Collection entries:
[BEGIN]

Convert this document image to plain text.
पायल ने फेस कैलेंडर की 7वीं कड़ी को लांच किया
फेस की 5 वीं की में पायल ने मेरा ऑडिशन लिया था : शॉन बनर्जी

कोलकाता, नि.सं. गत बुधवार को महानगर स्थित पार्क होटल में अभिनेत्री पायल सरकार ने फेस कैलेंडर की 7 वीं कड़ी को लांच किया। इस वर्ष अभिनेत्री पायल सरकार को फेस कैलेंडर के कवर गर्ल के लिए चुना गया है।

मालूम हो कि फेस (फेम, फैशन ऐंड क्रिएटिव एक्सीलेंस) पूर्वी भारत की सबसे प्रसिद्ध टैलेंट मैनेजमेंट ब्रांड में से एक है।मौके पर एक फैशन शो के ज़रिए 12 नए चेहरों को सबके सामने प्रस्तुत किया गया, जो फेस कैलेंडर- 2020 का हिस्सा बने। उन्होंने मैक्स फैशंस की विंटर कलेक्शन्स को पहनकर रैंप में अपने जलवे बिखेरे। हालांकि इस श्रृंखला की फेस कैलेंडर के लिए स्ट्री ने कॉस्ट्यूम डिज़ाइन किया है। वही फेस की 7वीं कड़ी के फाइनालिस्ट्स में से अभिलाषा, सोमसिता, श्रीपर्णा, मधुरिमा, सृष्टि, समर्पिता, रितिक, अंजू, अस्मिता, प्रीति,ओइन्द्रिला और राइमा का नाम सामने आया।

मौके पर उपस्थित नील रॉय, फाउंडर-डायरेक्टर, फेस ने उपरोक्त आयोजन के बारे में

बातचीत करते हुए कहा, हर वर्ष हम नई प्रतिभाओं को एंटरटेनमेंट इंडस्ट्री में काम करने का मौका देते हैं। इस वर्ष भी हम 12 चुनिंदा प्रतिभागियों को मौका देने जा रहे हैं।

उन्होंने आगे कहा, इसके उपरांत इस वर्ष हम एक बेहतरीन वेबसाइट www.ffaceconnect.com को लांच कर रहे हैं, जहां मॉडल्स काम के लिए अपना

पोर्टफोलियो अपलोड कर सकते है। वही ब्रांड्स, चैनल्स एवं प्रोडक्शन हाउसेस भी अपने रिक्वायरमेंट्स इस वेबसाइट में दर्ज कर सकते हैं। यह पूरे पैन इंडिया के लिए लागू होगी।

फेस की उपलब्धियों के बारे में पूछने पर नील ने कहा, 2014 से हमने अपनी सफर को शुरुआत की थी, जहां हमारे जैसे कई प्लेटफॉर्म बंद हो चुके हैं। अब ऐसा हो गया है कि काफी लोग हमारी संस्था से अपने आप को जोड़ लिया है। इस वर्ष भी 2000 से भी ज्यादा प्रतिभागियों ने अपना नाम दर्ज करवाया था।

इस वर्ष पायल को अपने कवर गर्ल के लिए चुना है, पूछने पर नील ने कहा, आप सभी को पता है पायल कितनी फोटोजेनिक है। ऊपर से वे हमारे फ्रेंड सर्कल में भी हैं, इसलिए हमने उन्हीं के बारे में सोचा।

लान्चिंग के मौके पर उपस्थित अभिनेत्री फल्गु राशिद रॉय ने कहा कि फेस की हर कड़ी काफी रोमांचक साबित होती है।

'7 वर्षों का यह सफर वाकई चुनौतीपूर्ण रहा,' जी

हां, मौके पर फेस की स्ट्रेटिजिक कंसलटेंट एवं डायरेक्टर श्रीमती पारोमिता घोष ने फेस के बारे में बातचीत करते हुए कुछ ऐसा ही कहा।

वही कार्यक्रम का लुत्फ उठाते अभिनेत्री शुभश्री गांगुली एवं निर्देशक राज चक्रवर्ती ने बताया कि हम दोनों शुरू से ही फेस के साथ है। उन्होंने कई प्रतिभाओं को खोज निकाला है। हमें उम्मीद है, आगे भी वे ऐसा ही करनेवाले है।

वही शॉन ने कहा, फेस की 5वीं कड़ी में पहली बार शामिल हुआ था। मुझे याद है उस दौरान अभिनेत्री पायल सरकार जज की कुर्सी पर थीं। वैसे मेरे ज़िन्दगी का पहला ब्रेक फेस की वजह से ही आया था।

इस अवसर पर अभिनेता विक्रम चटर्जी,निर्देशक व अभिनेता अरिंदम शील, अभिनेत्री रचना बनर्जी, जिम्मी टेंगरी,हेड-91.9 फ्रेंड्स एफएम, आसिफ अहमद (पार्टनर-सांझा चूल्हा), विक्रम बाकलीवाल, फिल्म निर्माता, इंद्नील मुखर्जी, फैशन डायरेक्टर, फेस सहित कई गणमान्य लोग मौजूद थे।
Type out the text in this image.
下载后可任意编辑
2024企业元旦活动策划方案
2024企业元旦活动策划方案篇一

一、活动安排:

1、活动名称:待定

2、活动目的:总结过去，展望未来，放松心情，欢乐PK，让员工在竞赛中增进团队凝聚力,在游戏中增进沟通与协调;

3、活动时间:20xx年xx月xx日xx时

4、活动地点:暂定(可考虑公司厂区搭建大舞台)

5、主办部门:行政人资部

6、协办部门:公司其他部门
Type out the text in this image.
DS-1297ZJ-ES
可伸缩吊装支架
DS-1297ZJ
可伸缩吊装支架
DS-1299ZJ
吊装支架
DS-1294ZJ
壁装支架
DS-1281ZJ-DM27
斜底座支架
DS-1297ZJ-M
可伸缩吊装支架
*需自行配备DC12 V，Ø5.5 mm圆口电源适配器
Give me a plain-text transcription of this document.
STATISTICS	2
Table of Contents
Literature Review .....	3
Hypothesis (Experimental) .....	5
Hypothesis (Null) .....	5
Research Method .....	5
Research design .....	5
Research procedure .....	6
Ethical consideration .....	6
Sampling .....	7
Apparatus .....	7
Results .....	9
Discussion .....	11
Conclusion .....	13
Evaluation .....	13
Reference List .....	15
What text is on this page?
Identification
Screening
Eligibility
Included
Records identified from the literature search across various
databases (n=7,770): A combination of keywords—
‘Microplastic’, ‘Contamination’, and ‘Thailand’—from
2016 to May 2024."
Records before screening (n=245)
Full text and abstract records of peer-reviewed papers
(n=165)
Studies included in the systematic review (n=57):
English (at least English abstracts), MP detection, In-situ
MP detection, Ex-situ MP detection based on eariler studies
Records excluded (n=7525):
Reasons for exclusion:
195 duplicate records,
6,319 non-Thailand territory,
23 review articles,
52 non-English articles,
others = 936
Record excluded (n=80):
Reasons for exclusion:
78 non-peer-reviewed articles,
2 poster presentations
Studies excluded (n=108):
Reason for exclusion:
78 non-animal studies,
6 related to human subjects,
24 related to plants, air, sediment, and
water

[END]

Show the data once more, exactly as it was written.

Output below >>
Convert this document image to plain text.
पायल ने फेस कैलेंडर की 7वीं कड़ी को लांच किया
फेस की 5 वीं की में पायल ने मेरा ऑडिशन लिया था : शॉन बनर्जी

कोलकाता, नि.सं. गत बुधवार को महानगर स्थित पार्क होटल में अभिनेत्री पायल सरकार ने फेस कैलेंडर की 7 वीं कड़ी को लांच किया। इस वर्ष अभिनेत्री पायल सरकार को फेस कैलेंडर के कवर गर्ल के लिए चुना गया है।

मालूम हो कि फेस (फेम, फैशन ऐंड क्रिएटिव एक्सीलेंस) पूर्वी भारत की सबसे प्रसिद्ध टैलेंट मैनेजमेंट ब्रांड में से एक है।मौके पर एक फैशन शो के ज़रिए 12 नए चेहरों को सबके सामने प्रस्तुत किया गया, जो फेस कैलेंडर- 2020 का हिस्सा बने। उन्होंने मैक्स फैशंस की विंटर कलेक्शन्स को पहनकर रैंप में अपने जलवे बिखेरे। हालांकि इस श्रृंखला की फेस कैलेंडर के लिए स्ट्री ने कॉस्ट्यूम डिज़ाइन किया है। वही फेस की 7वीं कड़ी के फाइनालिस्ट्स में से अभिलाषा, सोमसिता, श्रीपर्णा, मधुरिमा, सृष्टि, समर्पिता, रितिक, अंजू, अस्मिता, प्रीति,ओइन्द्रिला और राइमा का नाम सामने आया।

मौके पर उपस्थित नील रॉय, फाउंडर-डायरेक्टर, फेस ने उपरोक्त आयोजन के बारे में

बातचीत करते हुए कहा, हर वर्ष हम नई प्रतिभाओं को एंटरटेनमेंट इंडस्ट्री में काम करने का मौका देते हैं। इस वर्ष भी हम 12 चुनिंदा प्रतिभागियों को मौका देने जा रहे हैं।

उन्होंने आगे कहा, इसके उपरांत इस वर्ष हम एक बेहतरीन वेबसाइट www.ffaceconnect.com को लांच कर रहे हैं, जहां मॉडल्स काम के लिए अपना

पोर्टफोलियो अपलोड कर सकते है। वही ब्रांड्स, चैनल्स एवं प्रोडक्शन हाउसेस भी अपने रिक्वायरमेंट्स इस वेबसाइट में दर्ज कर सकते हैं। यह पूरे पैन इंडिया के लिए लागू होगी।

फेस की उपलब्धियों के बारे में पूछने पर नील ने कहा, 2014 से हमने अपनी सफर को शुरुआत की थी, जहां हमारे जैसे कई प्लेटफॉर्म बंद हो चुके हैं। अब ऐसा हो गया है कि काफी लोग हमारी संस्था से अपने आप को जोड़ लिया है। इस वर्ष भी 2000 से भी ज्यादा प्रतिभागियों ने अपना नाम दर्ज करवाया था।

इस वर्ष पायल को अपने कवर गर्ल के लिए चुना है, पूछने पर नील ने कहा, आप सभी को पता है पायल कितनी फोटोजेनिक है। ऊपर से वे हमारे फ्रेंड सर्कल में भी हैं, इसलिए हमने उन्हीं के बारे में सोचा।

लान्चिंग के मौके पर उपस्थित अभिनेत्री फल्गु राशिद रॉय ने कहा कि फेस की हर कड़ी काफी रोमांचक साबित होती है।

'7 वर्षों का यह सफर वाकई चुनौतीपूर्ण रहा,' जी

हां, मौके पर फेस की स्ट्रेटिजिक कंसलटेंट एवं डायरेक्टर श्रीमती पारोमिता घोष ने फेस के बारे में बातचीत करते हुए कुछ ऐसा ही कहा।

वही कार्यक्रम का लुत्फ उठाते अभिनेत्री शुभश्री गांगुली एवं निर्देशक राज चक्रवर्ती ने बताया कि हम दोनों शुरू से ही फेस के साथ है। उन्होंने कई प्रतिभाओं को खोज निकाला है। हमें उम्मीद है, आगे भी वे ऐसा ही करनेवाले है।

वही शॉन ने कहा, फेस की 5वीं कड़ी में पहली बार शामिल हुआ था। मुझे याद है उस दौरान अभिनेत्री पायल सरकार जज की कुर्सी पर थीं। वैसे मेरे ज़िन्दगी का पहला ब्रेक फेस की वजह से ही आया था।

इस अवसर पर अभिनेता विक्रम चटर्जी,निर्देशक व अभिनेता अरिंदम शील, अभिनेत्री रचना बनर्जी, जिम्मी टेंगरी,हेड-91.9 फ्रेंड्स एफएम, आसिफ अहमद (पार्टनर-सांझा चूल्हा), विक्रम बाकलीवाल, फिल्म निर्माता, इंद्नील मुखर्जी, फैशन डायरेक्टर, फेस सहित कई गणमान्य लोग मौजूद थे।
Type out the text in this image.
下载后可任意编辑
2024企业元旦活动策划方案
2024企业元旦活动策划方案篇一

一、活动安排:

1、活动名称:待定

2、活动目的:总结过去，展望未来，放松心情，欢乐PK，让员工在竞赛中增进团队凝聚力,在游戏中增进沟通与协调;

3、活动时间:20xx年xx月xx日xx时

4、活动地点:暂定(可考虑公司厂区搭建大舞台)

5、主办部门:行政人资部

6、协办部门:公司其他部门
Type out the text in this image.
DS-1297ZJ-ES
可伸缩吊装支架
DS-1297ZJ
可伸缩吊装支架
DS-1299ZJ
吊装支架
DS-1294ZJ
壁装支架
DS-1281ZJ-DM27
斜底座支架
DS-1297ZJ-M
可伸缩吊装支架
*需自行配备DC12 V，Ø5.5 mm圆口电源适配器
Give me a plain-text transcription of this document.
STATISTICS	2
Table of Contents
Literature Review .....	3
Hypothesis (Experimental) .....	5
Hypothesis (Null) .....	5
Research Method .....	5
Research design .....	5
Research procedure .....	6
Ethical consideration .....	6
Sampling .....	7
Apparatus .....	7
Results .....	9
Discussion .....	11
Conclusion .....	13
Evaluation .....	13
Reference List .....	15
What text is on this page?
Identification
Screening
Eligibility
Included
Records identified from the literature search across various
databases (n=7,770): A combination of keywords—
‘Microplastic’, ‘Contamination’, and ‘Thailand’—from
2016 to May 2024."
Records before screening (n=245)
Full text and abstract records of peer-reviewed papers
(n=165)
Studies included in the systematic review (n=57):
English (at least English abstracts), MP detection, In-situ
MP detection, Ex-situ MP detection based on eariler studies
Records excluded (n=7525):
Reasons for exclusion:
195 duplicate records,
6,319 non-Thailand territory,
23 review articles,
52 non-English articles,
others = 936
Record excluded (n=80):
Reasons for exclusion:
78 non-peer-reviewed articles,
2 poster presentations
Studies excluded (n=108):
Reason for exclusion:
78 non-animal studies,
6 related to human subjects,
24 related to plants, air, sediment, and
water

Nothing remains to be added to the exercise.